* _Instructions to follow_
Find the lines that hold the word "teoria" and return them.

* _Data for the task_
★ ★ ★

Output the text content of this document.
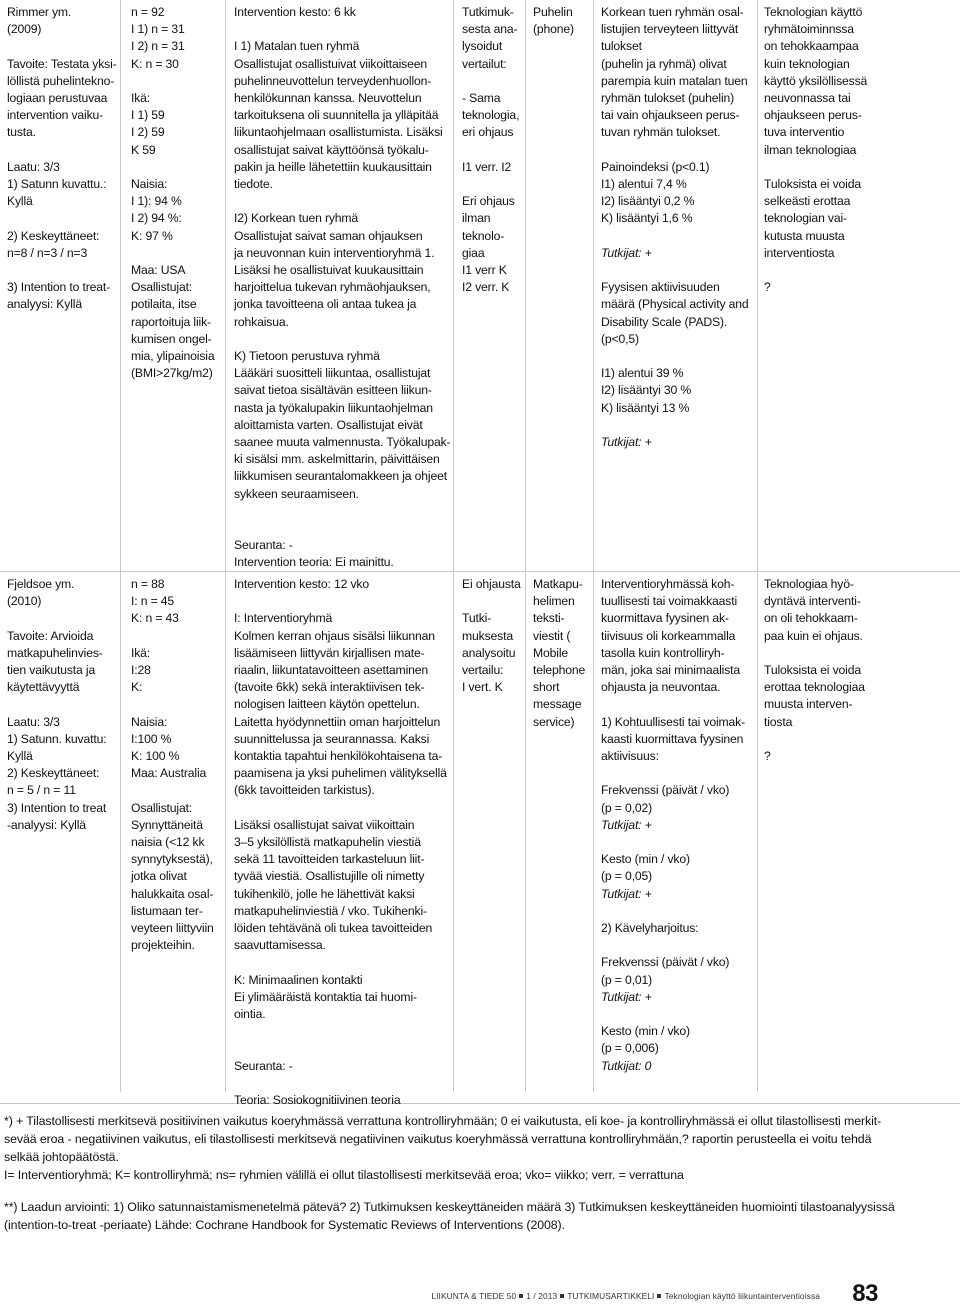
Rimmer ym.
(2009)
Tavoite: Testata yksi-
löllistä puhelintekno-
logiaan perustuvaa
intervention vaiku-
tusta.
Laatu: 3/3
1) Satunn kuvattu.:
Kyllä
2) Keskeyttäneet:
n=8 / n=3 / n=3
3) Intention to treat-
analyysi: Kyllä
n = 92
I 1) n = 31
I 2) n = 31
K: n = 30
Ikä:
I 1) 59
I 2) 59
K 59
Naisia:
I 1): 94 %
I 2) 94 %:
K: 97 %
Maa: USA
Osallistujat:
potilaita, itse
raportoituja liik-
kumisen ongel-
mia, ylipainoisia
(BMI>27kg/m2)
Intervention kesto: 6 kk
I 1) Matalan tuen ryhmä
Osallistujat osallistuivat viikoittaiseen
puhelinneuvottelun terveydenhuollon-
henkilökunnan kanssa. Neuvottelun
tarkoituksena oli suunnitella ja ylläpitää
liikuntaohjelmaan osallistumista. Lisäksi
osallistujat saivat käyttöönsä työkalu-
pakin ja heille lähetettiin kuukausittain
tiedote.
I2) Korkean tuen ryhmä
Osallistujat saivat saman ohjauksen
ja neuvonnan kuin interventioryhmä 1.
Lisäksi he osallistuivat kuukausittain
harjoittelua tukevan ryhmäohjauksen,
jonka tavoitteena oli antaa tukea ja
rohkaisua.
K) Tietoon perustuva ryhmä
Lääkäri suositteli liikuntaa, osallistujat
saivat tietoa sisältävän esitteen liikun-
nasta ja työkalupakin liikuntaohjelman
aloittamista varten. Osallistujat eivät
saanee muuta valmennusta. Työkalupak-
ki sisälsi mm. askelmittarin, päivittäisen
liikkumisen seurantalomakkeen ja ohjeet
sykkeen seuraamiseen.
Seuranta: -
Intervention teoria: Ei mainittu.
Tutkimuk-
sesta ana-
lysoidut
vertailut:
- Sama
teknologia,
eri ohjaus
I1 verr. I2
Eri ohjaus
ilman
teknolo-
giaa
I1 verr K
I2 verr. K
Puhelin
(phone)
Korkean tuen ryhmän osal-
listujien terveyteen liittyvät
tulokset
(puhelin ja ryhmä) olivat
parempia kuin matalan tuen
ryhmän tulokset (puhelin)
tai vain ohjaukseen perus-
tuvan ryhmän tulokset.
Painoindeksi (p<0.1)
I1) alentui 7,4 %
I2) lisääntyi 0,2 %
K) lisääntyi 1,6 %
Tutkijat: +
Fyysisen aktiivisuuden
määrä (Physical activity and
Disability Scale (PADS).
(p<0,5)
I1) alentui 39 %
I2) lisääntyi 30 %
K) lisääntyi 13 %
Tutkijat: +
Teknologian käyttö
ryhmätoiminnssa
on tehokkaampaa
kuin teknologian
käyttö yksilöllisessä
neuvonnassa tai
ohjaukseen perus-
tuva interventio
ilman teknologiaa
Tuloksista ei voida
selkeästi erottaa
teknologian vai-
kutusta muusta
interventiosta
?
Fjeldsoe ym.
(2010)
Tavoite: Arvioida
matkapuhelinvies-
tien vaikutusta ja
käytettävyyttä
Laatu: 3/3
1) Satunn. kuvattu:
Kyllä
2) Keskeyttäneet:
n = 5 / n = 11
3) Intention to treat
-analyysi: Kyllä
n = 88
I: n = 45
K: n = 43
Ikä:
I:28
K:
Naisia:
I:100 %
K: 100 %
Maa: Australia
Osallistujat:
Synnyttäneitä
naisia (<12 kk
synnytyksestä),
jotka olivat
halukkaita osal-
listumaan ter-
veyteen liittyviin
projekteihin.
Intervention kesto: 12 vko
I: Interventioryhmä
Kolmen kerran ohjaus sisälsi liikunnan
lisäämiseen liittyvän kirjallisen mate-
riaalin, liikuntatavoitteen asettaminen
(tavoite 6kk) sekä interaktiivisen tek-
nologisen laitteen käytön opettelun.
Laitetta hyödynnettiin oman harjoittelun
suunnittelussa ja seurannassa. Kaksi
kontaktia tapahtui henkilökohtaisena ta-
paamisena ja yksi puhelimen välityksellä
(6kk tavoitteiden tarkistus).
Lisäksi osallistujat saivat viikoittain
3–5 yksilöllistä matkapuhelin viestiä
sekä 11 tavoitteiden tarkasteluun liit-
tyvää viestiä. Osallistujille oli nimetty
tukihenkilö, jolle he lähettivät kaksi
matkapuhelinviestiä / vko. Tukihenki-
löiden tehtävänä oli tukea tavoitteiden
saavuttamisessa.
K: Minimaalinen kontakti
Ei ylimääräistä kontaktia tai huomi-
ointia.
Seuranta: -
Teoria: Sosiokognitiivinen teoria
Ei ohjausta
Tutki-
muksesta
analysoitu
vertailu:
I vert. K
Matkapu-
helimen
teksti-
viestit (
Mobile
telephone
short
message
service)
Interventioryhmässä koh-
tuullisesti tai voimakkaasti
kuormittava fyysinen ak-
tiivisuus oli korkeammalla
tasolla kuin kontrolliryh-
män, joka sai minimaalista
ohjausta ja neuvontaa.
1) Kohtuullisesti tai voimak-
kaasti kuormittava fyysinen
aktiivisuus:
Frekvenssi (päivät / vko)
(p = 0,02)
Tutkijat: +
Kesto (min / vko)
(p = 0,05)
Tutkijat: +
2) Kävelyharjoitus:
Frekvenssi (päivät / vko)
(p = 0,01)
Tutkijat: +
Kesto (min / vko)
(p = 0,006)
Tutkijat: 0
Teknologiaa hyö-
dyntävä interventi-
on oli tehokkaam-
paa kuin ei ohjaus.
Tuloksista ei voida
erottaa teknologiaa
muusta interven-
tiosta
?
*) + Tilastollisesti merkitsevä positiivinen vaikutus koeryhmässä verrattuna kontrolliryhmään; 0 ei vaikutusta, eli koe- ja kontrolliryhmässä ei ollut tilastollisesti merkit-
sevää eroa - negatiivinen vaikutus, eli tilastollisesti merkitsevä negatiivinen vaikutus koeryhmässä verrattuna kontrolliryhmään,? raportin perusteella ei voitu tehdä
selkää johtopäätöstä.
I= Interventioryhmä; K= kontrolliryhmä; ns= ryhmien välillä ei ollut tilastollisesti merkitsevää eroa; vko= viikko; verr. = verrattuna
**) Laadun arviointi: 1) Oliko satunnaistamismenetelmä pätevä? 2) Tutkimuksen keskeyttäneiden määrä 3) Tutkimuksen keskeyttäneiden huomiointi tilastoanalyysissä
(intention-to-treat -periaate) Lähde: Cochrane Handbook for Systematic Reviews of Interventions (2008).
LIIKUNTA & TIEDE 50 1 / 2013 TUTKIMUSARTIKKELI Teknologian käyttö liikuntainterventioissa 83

★ ★ ★

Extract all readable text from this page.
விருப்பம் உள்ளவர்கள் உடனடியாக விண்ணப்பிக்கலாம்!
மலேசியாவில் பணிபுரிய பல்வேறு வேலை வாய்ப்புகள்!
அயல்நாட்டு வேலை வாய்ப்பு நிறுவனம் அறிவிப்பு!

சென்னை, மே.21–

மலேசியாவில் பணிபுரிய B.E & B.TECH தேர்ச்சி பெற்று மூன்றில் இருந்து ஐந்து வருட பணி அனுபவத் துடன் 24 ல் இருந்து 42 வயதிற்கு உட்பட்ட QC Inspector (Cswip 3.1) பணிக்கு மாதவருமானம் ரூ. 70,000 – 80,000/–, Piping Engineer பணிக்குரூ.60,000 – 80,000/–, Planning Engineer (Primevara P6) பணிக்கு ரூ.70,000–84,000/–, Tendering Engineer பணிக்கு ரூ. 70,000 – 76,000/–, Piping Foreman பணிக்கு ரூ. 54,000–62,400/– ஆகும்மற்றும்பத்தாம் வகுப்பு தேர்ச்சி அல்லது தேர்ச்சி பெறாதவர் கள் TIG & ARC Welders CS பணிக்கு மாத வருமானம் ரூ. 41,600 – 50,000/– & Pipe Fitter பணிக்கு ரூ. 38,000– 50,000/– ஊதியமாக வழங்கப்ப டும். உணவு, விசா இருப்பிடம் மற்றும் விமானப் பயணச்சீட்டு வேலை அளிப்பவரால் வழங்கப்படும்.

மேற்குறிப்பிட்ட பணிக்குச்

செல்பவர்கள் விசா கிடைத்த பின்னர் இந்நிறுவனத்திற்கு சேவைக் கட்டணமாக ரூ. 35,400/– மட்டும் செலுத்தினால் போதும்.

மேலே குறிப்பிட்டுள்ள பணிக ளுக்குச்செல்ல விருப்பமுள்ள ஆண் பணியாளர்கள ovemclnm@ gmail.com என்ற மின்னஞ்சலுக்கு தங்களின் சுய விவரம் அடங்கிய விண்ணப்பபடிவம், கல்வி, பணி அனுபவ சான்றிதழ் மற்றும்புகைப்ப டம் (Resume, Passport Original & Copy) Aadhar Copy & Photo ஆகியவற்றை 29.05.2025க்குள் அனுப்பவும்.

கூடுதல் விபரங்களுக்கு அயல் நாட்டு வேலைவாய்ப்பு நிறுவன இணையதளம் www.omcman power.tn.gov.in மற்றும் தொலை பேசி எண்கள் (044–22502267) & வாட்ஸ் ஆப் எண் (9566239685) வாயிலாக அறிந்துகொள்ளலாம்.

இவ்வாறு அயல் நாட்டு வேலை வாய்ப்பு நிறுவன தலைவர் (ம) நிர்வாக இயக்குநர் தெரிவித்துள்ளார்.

★ ★ ★

* _Result of this exercise_
Intervention teoria: Ei mainittu.
Teoria: Sosiokognitiivinen teoria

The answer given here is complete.